Collected data:
* * * * *
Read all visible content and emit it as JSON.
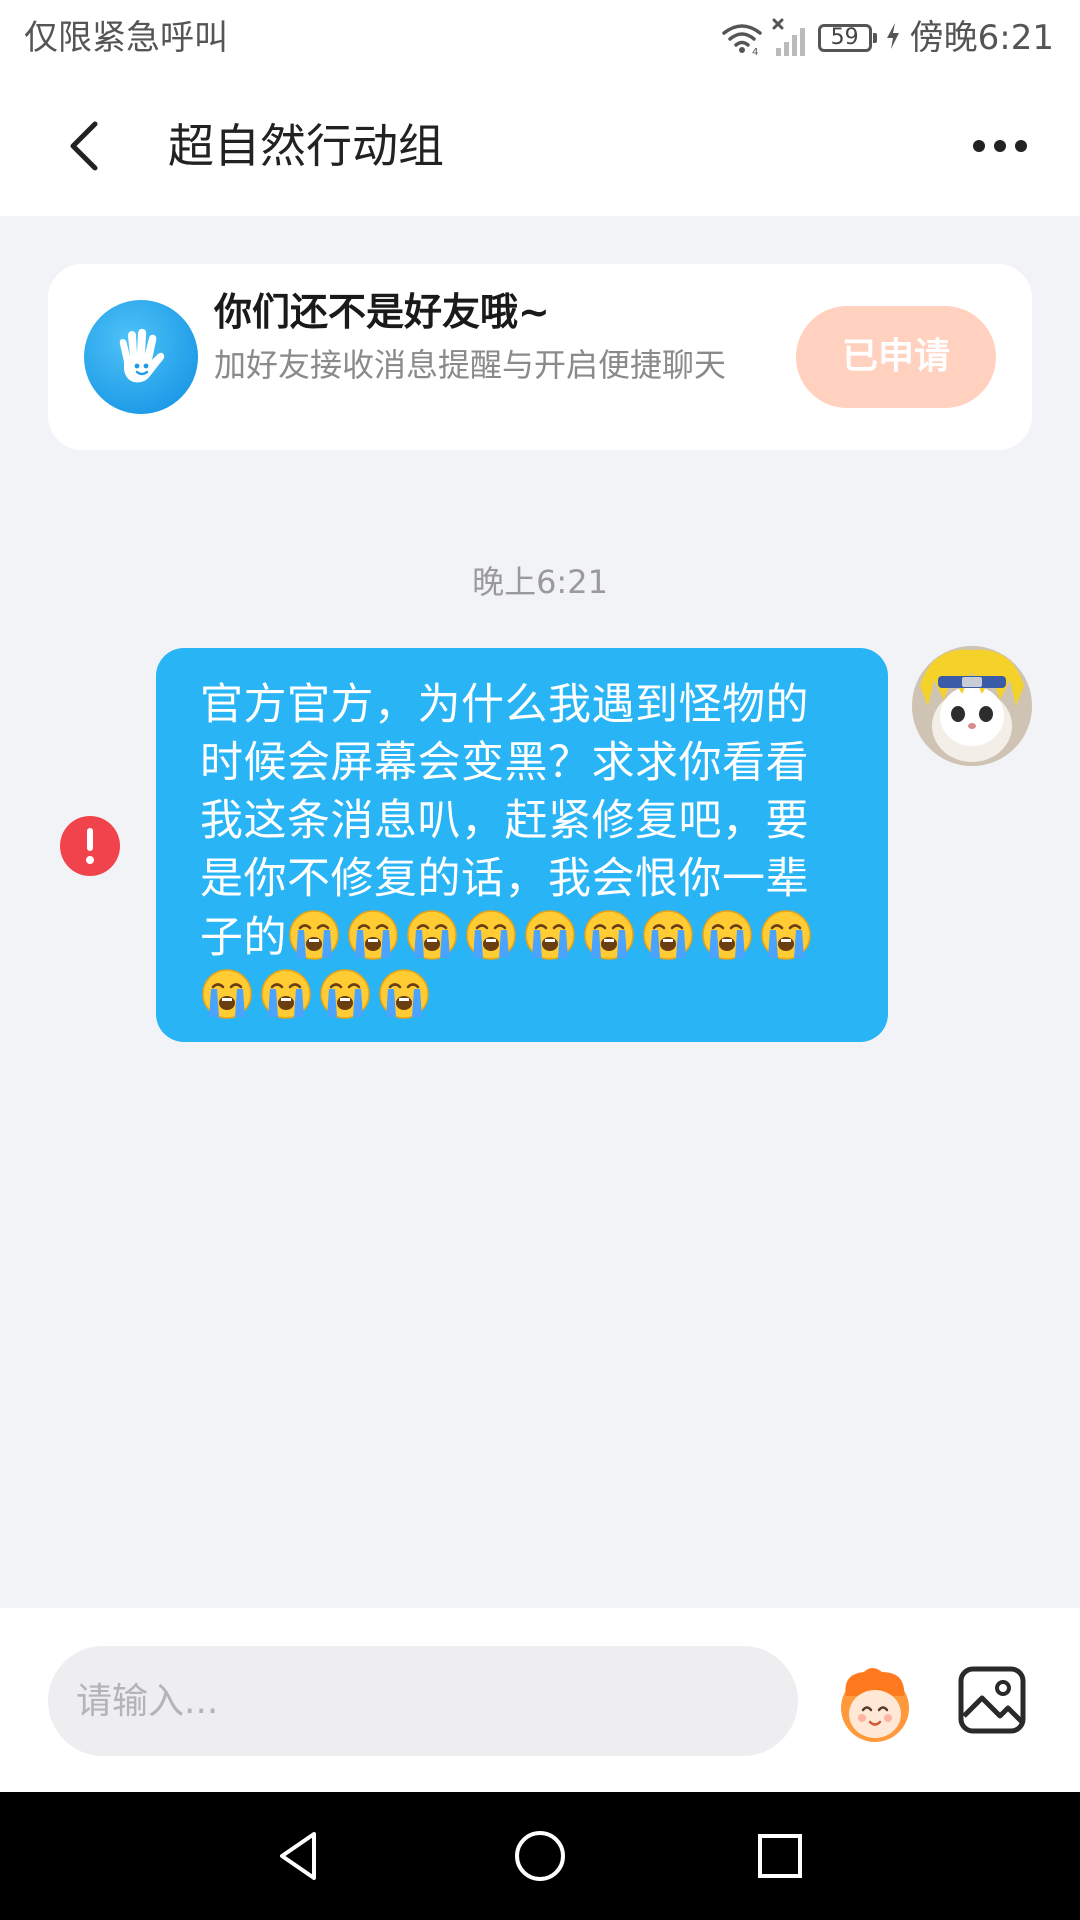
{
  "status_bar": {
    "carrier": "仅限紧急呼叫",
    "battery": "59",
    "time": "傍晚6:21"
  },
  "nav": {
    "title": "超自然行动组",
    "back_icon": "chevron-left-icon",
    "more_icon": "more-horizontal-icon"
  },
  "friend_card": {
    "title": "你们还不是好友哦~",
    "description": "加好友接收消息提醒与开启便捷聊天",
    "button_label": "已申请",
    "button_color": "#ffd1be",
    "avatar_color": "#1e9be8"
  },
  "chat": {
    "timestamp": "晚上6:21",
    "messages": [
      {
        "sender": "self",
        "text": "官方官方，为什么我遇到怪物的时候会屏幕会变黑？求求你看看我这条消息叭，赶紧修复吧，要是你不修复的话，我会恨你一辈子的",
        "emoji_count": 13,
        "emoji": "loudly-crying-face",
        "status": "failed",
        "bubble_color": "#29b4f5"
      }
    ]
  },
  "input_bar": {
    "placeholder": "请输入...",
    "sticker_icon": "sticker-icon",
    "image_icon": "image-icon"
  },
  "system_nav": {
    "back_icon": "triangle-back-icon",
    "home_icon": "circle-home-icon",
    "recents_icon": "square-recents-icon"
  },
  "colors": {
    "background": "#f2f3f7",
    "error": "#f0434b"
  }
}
* * * * *
What the task requires
Please write out all of the material above without changing a word, and omit any pictures.

Response
Read all visible content and emit it as JSON.
{
  "status_bar": {
    "carrier": "仅限紧急呼叫",
    "battery": "59",
    "time": "傍晚6:21"
  },
  "nav": {
    "title": "超自然行动组",
    "back_icon": "chevron-left-icon",
    "more_icon": "more-horizontal-icon"
  },
  "friend_card": {
    "title": "你们还不是好友哦~",
    "description": "加好友接收消息提醒与开启便捷聊天",
    "button_label": "已申请",
    "button_color": "#ffd1be",
    "avatar_color": "#1e9be8"
  },
  "chat": {
    "timestamp": "晚上6:21",
    "messages": [
      {
        "sender": "self",
        "text": "官方官方，为什么我遇到怪物的时候会屏幕会变黑？求求你看看我这条消息叭，赶紧修复吧，要是你不修复的话，我会恨你一辈子的",
        "emoji_count": 13,
        "emoji": "loudly-crying-face",
        "status": "failed",
        "bubble_color": "#29b4f5"
      }
    ]
  },
  "input_bar": {
    "placeholder": "请输入...",
    "sticker_icon": "sticker-icon",
    "image_icon": "image-icon"
  },
  "system_nav": {
    "back_icon": "triangle-back-icon",
    "home_icon": "circle-home-icon",
    "recents_icon": "square-recents-icon"
  },
  "colors": {
    "background": "#f2f3f7",
    "error": "#f0434b"
  }
}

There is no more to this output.